TASK TO COMPLETE: Locate the word "this" in the data below, then copy every line that holds it.

Data entries
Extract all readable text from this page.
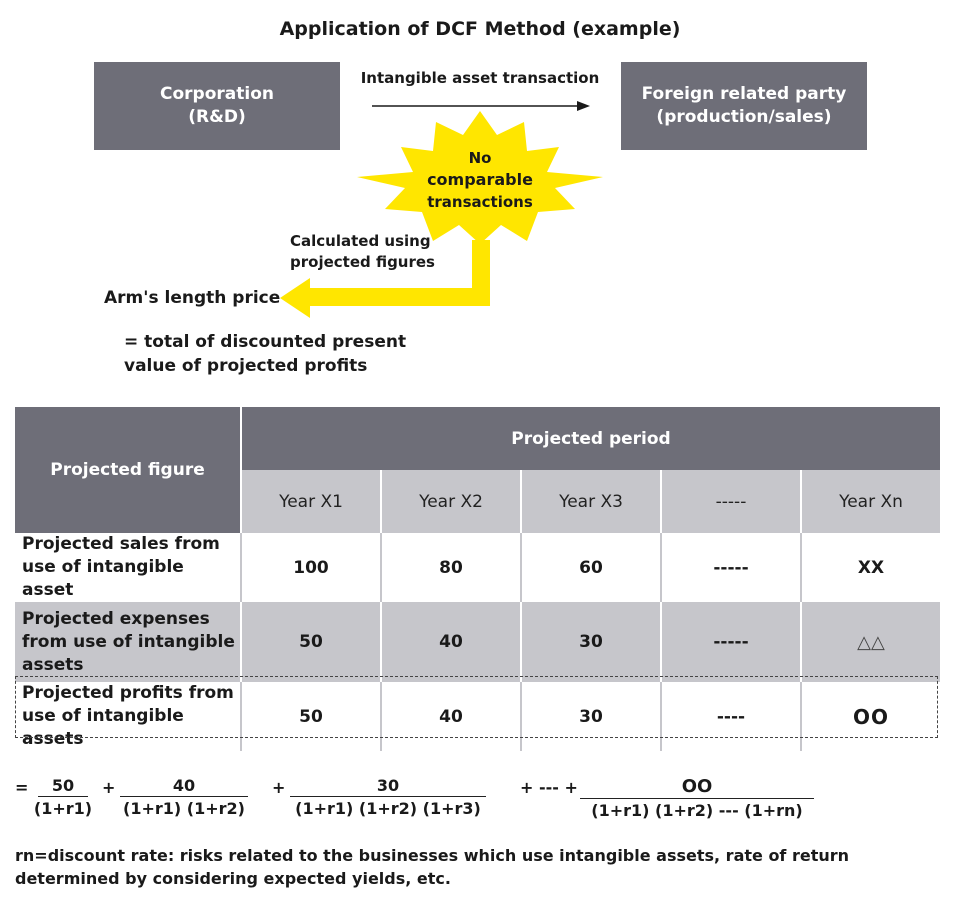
Application of DCF Method (example)
Corporation
(R&D)
Foreign related party
(production/sales)
Intangible asset transaction
No
comparable
transactions
Calculated using
projected figures
Arm's length price
= total of discounted present
value of projected profits
Projected figure	Projected period				
	Year X1	Year X2	Year X3	-----	Year Xn

Projected sales from
use of intangible asset	100	80	60	-----	XX

Projected expenses
from use of intangible
assets	50	40	30	-----	△△

Projected profits from
use of intangible assets	50	40	30	----	OO
= $\frac{50}{(1+r1)} + \frac{40}{(1+r1) (1+r2)} + \frac{30}{(1+r1) (1+r2) (1+r3)}$ + --- + $\frac{OO}{(1+r1) (1+r2) --- (1+rn)}$
rn=discount rate: risks related to the businesses which use intangible assets, rate of return
determined by considering expected yields, etc.
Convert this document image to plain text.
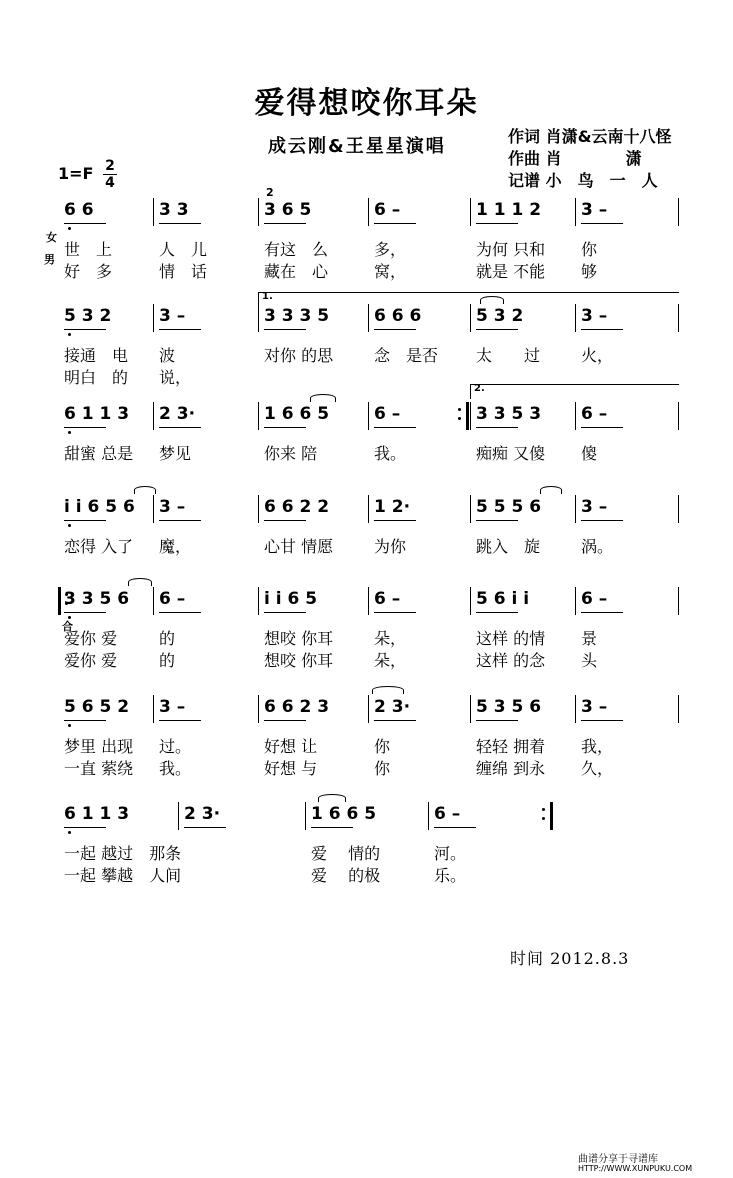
爱得想咬你耳朵
成云刚&王星星演唱	作词 肖潇&云南十八怪
作曲 肖　　　　潇
记谱 小　鸟　一　人
1=F 2
4
6 6
世　上
好　多
3 3
人　儿
情　话
3 6 5
有这　么
藏在　心
6 –
多，
窝，
1 1 1 2
为何 只和
就是 不能
3 –
你
够
5 3 2
接通　电
明白　的
3 –
波
说，
3 3 3 5
对你 的思
6 6 6
念　是否
5 3 2
太　　过
3 –
火，
6 1 1 3
甜蜜 总是
2 3·
梦见
1 6 6 5
你来 陪
6 –
我。
3 3 5 3
痴痴 又傻
6 –
傻
i i 6 5 6
恋得 入了
3 –
魔，
6 6 2 2
心甘 情愿
1 2·
为你
5 5 5 6
跳入　旋
3 –
涡。
3 3 5 6
爱你 爱
爱你 爱
6 –
的
的
i i 6 5
想咬 你耳
想咬 你耳
6 –
朵，
朵，
5 6 i i
这样 的情
这样 的念
6 –
景
头
5 6 5 2
梦里 出现
一直 萦绕
3 –
过。
我。
6 6 2 3
好想 让
好想 与
2 3·
你
你
5 3 5 6
轻轻 拥着
缠绵 到永
3 –
我，
久，
6 1 1 3
一起 越过　那条
一起 攀越　人间
2 3·	1 6 6 5
爱　 情的
爱　 的极
6 –
河。
乐。
女
男
合
2
1.
2.
时间 2012.8.3
曲谱分享于寻谱库
HTTP://WWW.XUNPUKU.COM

ANSWER TO THE TASK:
Extract all readable text from this page.
Convert this document image to plain text.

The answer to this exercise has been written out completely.